----- Material provided
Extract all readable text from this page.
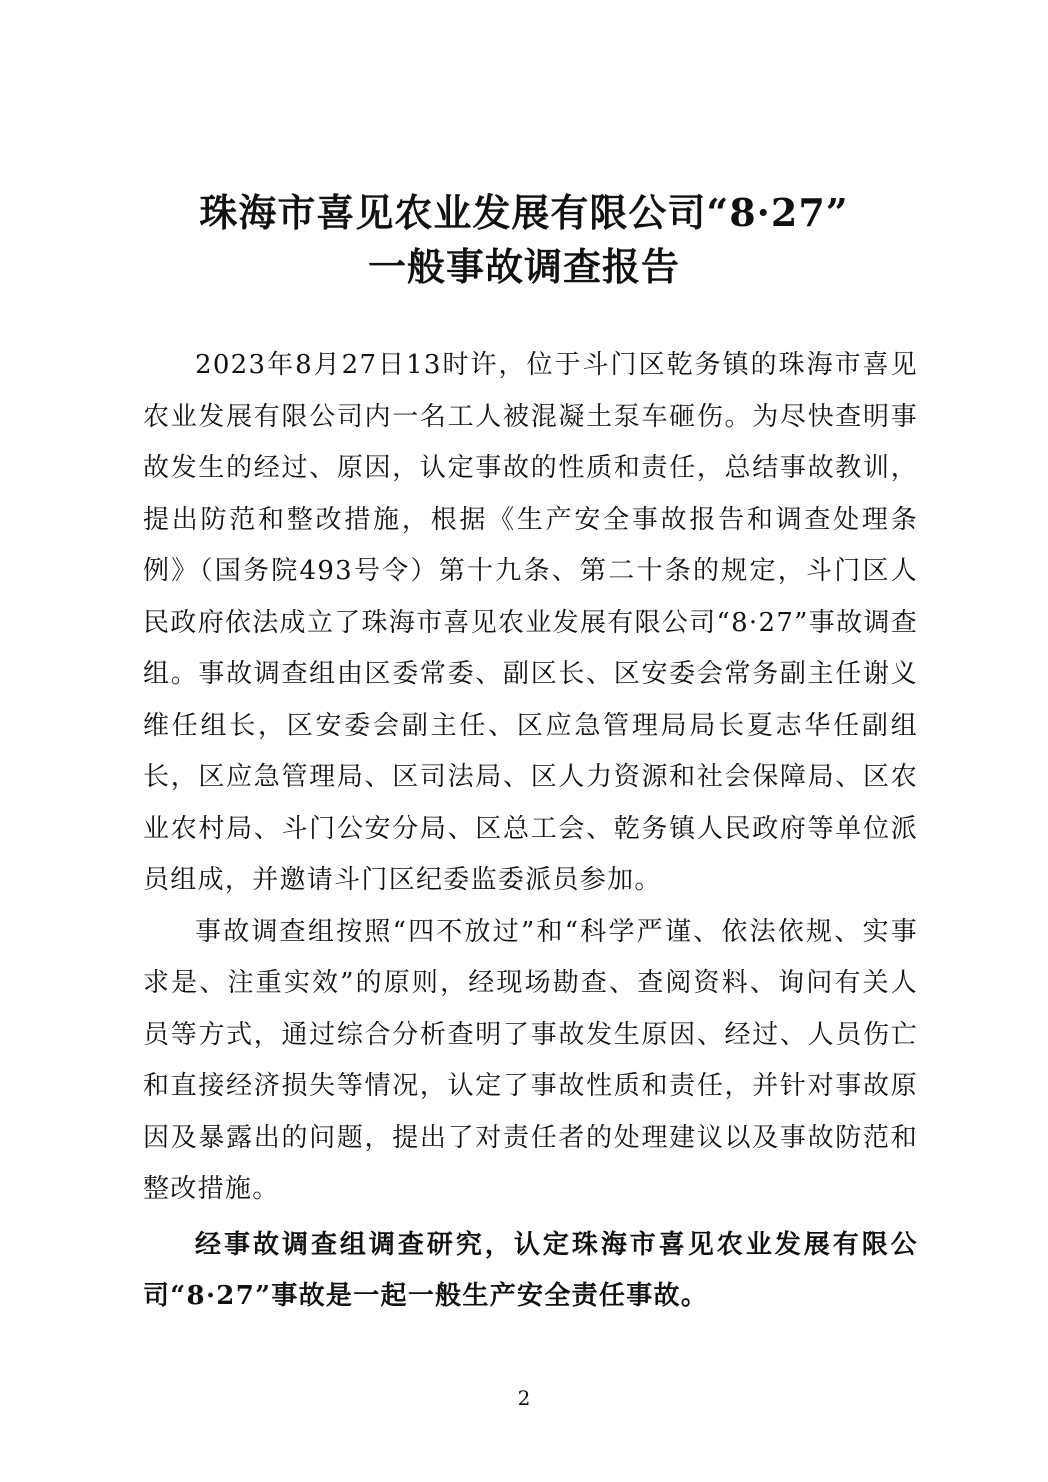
珠海市喜见农业发展有限公司“8·27”
一般事故调查报告

2023年8月27日13时许，位于斗门区乾务镇的珠海市喜见农业发展有限公司内一名工人被混凝土泵车砸伤。为尽快查明事故发生的经过、原因，认定事故的性质和责任，总结事故教训，提出防范和整改措施，根据《生产安全事故报告和调查处理条例》（国务院493号令）第十九条、第二十条的规定，斗门区人民政府依法成立了珠海市喜见农业发展有限公司“8·27”事故调查组。事故调查组由区委常委、副区长、区安委会常务副主任谢义维任组长，区安委会副主任、区应急管理局局长夏志华任副组长，区应急管理局、区司法局、区人力资源和社会保障局、区农业农村局、斗门公安分局、区总工会、乾务镇人民政府等单位派员组成，并邀请斗门区纪委监委派员参加。

事故调查组按照“四不放过”和“科学严谨、依法依规、实事求是、注重实效”的原则，经现场勘查、查阅资料、询问有关人员等方式，通过综合分析查明了事故发生原因、经过、人员伤亡和直接经济损失等情况，认定了事故性质和责任，并针对事故原因及暴露出的问题，提出了对责任者的处理建议以及事故防范和整改措施。

经事故调查组调查研究，认定珠海市喜见农业发展有限公司“8·27”事故是一起一般生产安全责任事故。

2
----------
Stated goal :: Restate the whole listing above exactly, please, omitting every image.

Answer to this problem ::
Extract all readable text from this page.
珠海市喜见农业发展有限公司“8·27”
一般事故调查报告

2023年8月27日13时许，位于斗门区乾务镇的珠海市喜见农业发展有限公司内一名工人被混凝土泵车砸伤。为尽快查明事故发生的经过、原因，认定事故的性质和责任，总结事故教训，提出防范和整改措施，根据《生产安全事故报告和调查处理条例》（国务院493号令）第十九条、第二十条的规定，斗门区人民政府依法成立了珠海市喜见农业发展有限公司“8·27”事故调查组。事故调查组由区委常委、副区长、区安委会常务副主任谢义维任组长，区安委会副主任、区应急管理局局长夏志华任副组长，区应急管理局、区司法局、区人力资源和社会保障局、区农业农村局、斗门公安分局、区总工会、乾务镇人民政府等单位派员组成，并邀请斗门区纪委监委派员参加。

事故调查组按照“四不放过”和“科学严谨、依法依规、实事求是、注重实效”的原则，经现场勘查、查阅资料、询问有关人员等方式，通过综合分析查明了事故发生原因、经过、人员伤亡和直接经济损失等情况，认定了事故性质和责任，并针对事故原因及暴露出的问题，提出了对责任者的处理建议以及事故防范和整改措施。

经事故调查组调查研究，认定珠海市喜见农业发展有限公司“8·27”事故是一起一般生产安全责任事故。

2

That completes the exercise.